TO BE DONE - Check each line of the material below for the string "must", then report how many lines have it, and nothing else.

STORED DATA -
▼▼▼
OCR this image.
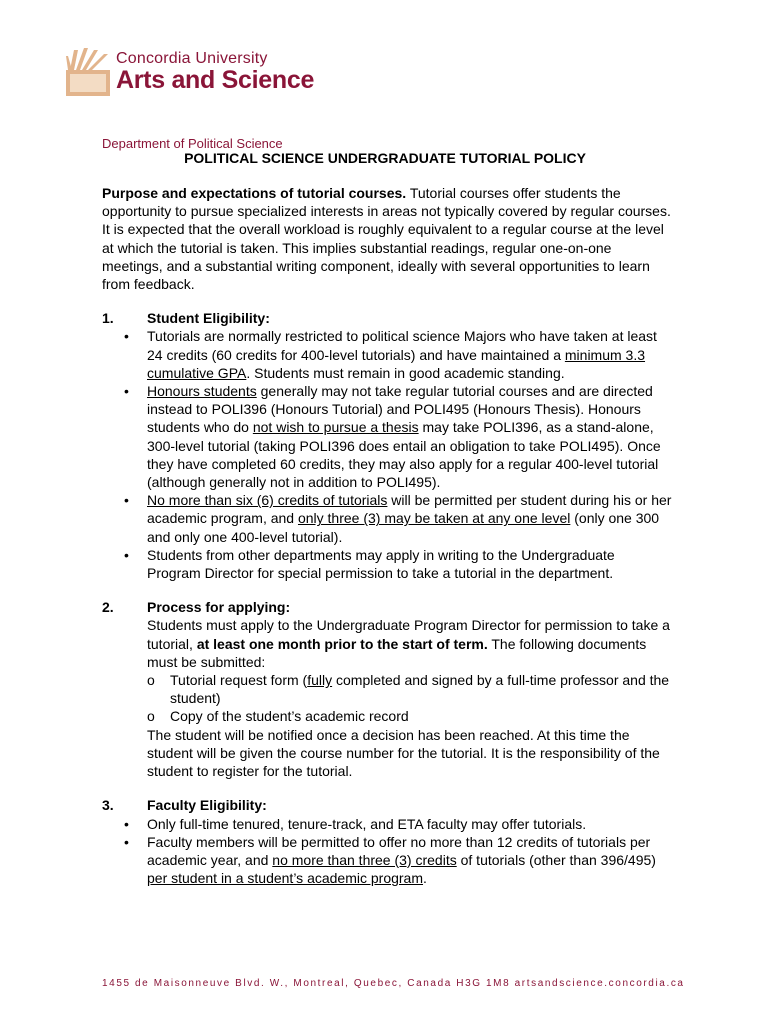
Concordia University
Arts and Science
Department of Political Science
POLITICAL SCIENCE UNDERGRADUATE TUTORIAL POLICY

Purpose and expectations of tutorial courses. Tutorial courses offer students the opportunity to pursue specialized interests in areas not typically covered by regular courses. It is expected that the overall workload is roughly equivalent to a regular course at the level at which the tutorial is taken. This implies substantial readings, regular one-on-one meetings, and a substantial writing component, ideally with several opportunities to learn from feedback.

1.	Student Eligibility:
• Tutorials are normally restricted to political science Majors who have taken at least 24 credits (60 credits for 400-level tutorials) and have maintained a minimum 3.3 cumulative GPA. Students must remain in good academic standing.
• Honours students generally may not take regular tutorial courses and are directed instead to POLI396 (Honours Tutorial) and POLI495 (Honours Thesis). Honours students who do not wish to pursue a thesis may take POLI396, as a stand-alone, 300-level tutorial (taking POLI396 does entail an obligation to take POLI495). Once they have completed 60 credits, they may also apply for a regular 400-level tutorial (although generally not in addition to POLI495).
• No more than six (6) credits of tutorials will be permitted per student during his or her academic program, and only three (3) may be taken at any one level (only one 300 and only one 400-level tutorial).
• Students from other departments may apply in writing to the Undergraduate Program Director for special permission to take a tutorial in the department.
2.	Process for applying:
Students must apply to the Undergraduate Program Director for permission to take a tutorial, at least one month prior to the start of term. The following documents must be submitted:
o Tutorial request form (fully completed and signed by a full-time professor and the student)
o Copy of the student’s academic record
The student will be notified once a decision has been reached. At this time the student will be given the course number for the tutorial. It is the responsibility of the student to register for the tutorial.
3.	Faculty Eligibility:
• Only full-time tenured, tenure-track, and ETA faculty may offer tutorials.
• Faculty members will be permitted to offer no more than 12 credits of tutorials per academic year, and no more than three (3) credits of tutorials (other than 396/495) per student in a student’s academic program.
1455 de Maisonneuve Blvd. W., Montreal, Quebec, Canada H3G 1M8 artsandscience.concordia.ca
▲▲▲
▼▼▼
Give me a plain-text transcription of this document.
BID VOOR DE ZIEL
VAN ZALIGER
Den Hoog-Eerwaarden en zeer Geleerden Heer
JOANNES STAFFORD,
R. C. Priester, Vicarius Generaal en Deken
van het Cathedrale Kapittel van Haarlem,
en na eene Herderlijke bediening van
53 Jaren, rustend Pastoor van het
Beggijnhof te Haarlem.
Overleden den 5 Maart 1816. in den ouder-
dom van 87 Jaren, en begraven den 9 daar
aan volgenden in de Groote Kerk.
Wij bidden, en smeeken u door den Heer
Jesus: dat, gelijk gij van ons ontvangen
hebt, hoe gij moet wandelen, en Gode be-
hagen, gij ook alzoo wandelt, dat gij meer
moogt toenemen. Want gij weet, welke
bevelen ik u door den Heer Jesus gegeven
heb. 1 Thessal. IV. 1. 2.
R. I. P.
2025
▲▲▲
RESPONSE - 2